Exercise tasks =
[1] From the thread on combining two normal random variables, set down everything from "If a random" down to "1.2, 3.19 )".
[2] In the thread on combining two normal random variables, what two steps does the text say you must take before you can sample from the density rho?
-- Begin Document text --
Combining two normal random variables

suppose I have the following 2 random variables :
X where mean = 6 and stdev = 3.5
Y where mean = -42 and stdev = 5
I would like to create a new random variable Z based on the first two and knowing that : X happens 90% of the time and Y happens 10% of the time.
It is easy to calculate the mean for Z : 0.9 * 6 + 0.1 * -42 = 1.2
But is it possible to generate random values for Z in a single function?
Of course, I could do something along those lines :
if (randIntBetween(1,10) > 1)
GenerateRandomNormalValue(6, 3.5);
else
GenerateRandomNormalValue(-42, 5);
But I would really like to have a single function that would act as a probability density function for such a random variable (Z) that is not necessary normal.
sorry for the crappy pseudo-code
Thanks for your help!
Edit : here would be one concrete interrogation :
Let's say we add the result of 5 consecutives values from Z. What would be the probability of ending with a number higher than 10?
But I would really like to have a
single function that would act as a
probability density function for such
a random variable (Z) that is not
necessary normal.
Okay, if you want the density, here it is:
rho = 0.9 * density_of_x + 0.1 * density_of_y
But you cannot sample from this density if you don't 1) compute its CDF (cumbersome, but not infeasible) 2) invert it (you will need a numerical solver for this). Or you can do rejection sampling (or variants, eg. importance sampling). This is costly, and cumbersome to get right.
So you should go for the "if" statement (ie. call the generator 3 times), except if you have a very strong reason not to (using quasi-random sequences for instance).
If a random variable is denoted x=(mean,stdev) then the following algebra applies
number * x = ( number*mean, number*stdev )
x1 + x2 = ( mean1+mean2, sqrt(stdev1^2+stdev2^2) )
so for the case of X = (mx,sx), Y= (my,sy) the linear combination is
Z = w1*X + w2*Y = (w1*mx,w1*sx) + (w2*my,w2*sy) =
( w1*mx+w2*my, sqrt( (w1*sx)^2+(w2*sy)^2 ) ) =
( 1.2, 3.19 )
link: Normal Distribution look for Miscellaneous section, item 1.
-- End Document text --
-- Begin Source data --
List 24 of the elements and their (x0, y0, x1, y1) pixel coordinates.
-- End Source data --
Solution set =
[1]
If a random variable is denoted x=(mean,stdev) then the following algebra applies
number * x = ( number*mean, number*stdev )
x1 + x2 = ( mean1+mean2, sqrt(stdev1^2+stdev2^2) )
so for the case of X = (mx,sx), Y= (my,sy) the linear combination is
Z = w1*X + w2*Y = (w1*mx,w1*sx) + (w2*my,w2*sy) =
( w1*mx+w2*my, sqrt( (w1*sx)^2+(w2*sy)^2 ) ) =
( 1.2, 3.19 )

[2] You must compute its CDF and then invert it, which needs a numerical solver.